> TASK
Copy out every line of the listing below verbatim, keeping each character, bracket and number as it appears.

'''

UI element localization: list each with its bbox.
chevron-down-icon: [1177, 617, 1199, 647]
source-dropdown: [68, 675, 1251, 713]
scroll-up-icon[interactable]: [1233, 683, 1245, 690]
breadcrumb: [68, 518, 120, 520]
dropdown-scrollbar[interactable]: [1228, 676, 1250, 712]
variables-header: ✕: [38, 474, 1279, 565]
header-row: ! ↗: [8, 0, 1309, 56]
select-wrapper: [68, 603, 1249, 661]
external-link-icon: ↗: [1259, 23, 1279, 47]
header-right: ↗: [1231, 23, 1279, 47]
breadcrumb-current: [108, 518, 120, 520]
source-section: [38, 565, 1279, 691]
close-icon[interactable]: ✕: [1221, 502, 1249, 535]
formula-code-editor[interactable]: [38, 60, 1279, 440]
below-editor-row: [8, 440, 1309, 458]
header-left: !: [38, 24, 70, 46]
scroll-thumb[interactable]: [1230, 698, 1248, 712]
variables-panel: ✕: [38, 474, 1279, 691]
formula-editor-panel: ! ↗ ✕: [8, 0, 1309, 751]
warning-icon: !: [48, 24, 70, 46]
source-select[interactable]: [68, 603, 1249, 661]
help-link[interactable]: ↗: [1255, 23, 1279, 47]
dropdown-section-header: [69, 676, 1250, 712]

'''

> RESULT OF THE TASK
UI element localization: list each with its bbox.
chevron-down-icon: [1177, 617, 1199, 647]
source-dropdown: [68, 675, 1251, 713]
scroll-up-icon[interactable]: [1233, 683, 1245, 690]
breadcrumb: [68, 518, 120, 520]
dropdown-scrollbar[interactable]: [1228, 676, 1250, 712]
variables-header: ✕: [38, 474, 1279, 565]
header-row: ! ↗: [8, 0, 1309, 56]
select-wrapper: [68, 603, 1249, 661]
external-link-icon: ↗: [1259, 23, 1279, 47]
header-right: ↗: [1231, 23, 1279, 47]
breadcrumb-current: [108, 518, 120, 520]
source-section: [38, 565, 1279, 691]
close-icon[interactable]: ✕: [1221, 502, 1249, 535]
formula-code-editor[interactable]: [38, 60, 1279, 440]
below-editor-row: [8, 440, 1309, 458]
header-left: !: [38, 24, 70, 46]
scroll-thumb[interactable]: [1230, 698, 1248, 712]
variables-panel: ✕: [38, 474, 1279, 691]
formula-editor-panel: ! ↗ ✕: [8, 0, 1309, 751]
warning-icon: !: [48, 24, 70, 46]
source-select[interactable]: [68, 603, 1249, 661]
help-link[interactable]: ↗: [1255, 23, 1279, 47]
dropdown-section-header: [69, 676, 1250, 712]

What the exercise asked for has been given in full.